> [Exercise objective] Write the count of lines that contain the word "Светлая" and nothing else.

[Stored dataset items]
=-=-=-=-=

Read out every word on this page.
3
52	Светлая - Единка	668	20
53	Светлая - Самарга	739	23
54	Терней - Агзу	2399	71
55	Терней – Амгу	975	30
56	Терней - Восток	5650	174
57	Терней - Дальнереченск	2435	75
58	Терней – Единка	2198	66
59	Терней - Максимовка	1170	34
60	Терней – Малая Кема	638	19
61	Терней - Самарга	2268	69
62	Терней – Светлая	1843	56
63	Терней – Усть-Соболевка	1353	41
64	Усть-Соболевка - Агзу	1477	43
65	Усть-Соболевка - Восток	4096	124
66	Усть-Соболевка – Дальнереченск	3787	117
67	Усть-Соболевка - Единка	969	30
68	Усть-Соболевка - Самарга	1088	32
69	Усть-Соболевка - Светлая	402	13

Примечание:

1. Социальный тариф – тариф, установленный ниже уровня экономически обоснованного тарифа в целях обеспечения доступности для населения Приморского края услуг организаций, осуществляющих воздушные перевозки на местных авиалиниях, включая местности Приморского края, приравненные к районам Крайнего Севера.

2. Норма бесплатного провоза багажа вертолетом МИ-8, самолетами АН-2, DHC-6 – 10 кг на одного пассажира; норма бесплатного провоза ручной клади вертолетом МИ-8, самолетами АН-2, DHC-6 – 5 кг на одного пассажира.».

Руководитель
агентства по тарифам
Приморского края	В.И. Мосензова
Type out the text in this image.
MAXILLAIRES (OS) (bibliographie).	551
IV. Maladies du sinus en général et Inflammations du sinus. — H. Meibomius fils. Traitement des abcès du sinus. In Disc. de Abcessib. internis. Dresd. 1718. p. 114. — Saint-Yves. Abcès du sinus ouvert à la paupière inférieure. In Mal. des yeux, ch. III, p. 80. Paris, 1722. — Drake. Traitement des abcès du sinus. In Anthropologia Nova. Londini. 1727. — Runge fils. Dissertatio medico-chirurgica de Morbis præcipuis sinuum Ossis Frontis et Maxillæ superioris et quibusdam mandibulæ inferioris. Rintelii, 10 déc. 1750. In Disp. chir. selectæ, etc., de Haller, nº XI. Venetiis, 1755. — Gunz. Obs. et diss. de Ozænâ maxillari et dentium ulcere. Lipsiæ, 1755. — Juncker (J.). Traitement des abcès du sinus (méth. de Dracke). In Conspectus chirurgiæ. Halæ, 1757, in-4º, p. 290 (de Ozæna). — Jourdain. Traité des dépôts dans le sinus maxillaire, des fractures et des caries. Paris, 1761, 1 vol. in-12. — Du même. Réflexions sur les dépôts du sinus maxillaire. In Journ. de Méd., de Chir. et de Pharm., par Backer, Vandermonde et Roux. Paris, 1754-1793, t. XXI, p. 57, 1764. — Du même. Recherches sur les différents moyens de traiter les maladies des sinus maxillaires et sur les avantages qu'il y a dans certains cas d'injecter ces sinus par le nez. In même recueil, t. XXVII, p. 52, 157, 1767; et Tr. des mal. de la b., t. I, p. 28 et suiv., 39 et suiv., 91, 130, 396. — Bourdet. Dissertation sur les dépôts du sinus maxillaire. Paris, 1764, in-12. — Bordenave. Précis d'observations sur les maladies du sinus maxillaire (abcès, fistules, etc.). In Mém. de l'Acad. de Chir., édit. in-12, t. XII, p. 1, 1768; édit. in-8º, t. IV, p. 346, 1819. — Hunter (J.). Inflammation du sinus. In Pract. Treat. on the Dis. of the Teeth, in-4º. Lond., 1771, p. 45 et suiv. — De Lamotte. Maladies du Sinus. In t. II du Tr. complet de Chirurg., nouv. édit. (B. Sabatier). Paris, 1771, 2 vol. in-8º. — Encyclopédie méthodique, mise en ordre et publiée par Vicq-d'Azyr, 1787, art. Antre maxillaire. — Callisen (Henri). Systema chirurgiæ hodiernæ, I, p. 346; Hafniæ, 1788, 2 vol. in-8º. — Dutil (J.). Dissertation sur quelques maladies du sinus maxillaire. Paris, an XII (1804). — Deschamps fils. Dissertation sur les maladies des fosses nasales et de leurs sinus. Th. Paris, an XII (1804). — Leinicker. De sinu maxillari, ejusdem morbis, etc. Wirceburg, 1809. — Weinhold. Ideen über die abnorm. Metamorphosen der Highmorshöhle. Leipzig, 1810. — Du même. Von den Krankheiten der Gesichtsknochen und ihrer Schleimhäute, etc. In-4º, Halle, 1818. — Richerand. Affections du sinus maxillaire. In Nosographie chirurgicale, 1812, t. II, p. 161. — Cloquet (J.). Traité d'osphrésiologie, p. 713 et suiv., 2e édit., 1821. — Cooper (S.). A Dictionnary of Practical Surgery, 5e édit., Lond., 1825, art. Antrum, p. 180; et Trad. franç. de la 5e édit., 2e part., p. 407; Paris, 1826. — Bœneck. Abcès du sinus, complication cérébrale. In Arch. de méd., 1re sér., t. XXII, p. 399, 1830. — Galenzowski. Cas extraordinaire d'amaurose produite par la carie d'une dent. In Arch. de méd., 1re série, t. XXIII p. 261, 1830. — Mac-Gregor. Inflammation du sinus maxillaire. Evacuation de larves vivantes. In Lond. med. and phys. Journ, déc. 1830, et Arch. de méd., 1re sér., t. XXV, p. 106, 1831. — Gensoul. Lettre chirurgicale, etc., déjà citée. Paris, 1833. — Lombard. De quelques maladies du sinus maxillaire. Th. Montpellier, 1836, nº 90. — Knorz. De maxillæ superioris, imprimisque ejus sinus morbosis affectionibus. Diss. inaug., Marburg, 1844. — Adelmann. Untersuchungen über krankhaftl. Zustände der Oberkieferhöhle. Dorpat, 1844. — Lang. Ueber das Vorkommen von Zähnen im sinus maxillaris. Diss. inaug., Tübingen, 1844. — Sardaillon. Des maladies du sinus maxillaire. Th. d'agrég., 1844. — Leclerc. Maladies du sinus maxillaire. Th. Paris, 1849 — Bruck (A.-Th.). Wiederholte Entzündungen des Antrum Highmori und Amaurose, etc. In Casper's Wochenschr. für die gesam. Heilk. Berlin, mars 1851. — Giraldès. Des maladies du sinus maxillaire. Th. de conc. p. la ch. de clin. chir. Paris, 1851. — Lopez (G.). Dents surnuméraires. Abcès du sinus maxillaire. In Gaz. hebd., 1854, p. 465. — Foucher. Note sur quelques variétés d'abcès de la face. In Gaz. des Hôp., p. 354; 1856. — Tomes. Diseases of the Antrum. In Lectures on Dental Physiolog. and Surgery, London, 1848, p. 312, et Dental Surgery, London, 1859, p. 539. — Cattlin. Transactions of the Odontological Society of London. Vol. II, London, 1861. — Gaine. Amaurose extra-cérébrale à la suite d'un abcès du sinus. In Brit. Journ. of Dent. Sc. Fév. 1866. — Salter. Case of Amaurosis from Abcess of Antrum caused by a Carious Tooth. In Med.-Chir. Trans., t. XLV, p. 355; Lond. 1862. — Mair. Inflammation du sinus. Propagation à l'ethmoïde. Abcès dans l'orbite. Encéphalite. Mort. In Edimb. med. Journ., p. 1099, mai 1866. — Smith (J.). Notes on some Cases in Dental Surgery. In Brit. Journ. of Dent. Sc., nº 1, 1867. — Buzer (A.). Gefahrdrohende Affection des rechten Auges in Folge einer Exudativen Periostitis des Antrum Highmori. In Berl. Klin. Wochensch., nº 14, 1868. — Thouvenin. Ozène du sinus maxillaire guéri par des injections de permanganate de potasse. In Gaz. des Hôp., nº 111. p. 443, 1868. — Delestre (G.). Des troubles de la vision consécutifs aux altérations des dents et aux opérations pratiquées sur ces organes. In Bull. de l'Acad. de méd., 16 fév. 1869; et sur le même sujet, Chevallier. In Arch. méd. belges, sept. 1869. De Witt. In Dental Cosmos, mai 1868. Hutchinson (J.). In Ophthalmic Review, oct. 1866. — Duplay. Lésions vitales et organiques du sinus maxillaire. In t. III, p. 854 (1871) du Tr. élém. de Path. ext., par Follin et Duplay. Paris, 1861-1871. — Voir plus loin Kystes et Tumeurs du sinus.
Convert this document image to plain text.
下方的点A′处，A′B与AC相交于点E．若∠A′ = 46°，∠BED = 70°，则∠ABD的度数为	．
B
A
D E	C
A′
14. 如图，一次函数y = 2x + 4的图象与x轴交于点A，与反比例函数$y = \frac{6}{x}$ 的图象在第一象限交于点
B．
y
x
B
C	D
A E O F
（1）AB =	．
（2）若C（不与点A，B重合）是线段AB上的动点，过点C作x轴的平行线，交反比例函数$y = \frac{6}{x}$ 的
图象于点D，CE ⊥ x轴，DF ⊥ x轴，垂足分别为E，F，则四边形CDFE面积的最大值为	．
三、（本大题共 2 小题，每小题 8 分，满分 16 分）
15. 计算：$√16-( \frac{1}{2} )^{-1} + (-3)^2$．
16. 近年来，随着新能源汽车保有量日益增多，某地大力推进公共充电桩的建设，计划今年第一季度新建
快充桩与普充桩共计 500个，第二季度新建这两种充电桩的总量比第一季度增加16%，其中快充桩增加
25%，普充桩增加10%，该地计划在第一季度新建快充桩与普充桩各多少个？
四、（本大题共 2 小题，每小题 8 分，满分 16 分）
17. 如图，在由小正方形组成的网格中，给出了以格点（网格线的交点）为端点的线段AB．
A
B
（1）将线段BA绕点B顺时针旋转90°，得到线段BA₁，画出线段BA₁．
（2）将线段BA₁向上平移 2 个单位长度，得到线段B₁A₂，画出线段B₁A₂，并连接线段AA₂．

=-=-=-=-=

> [Task answer] 4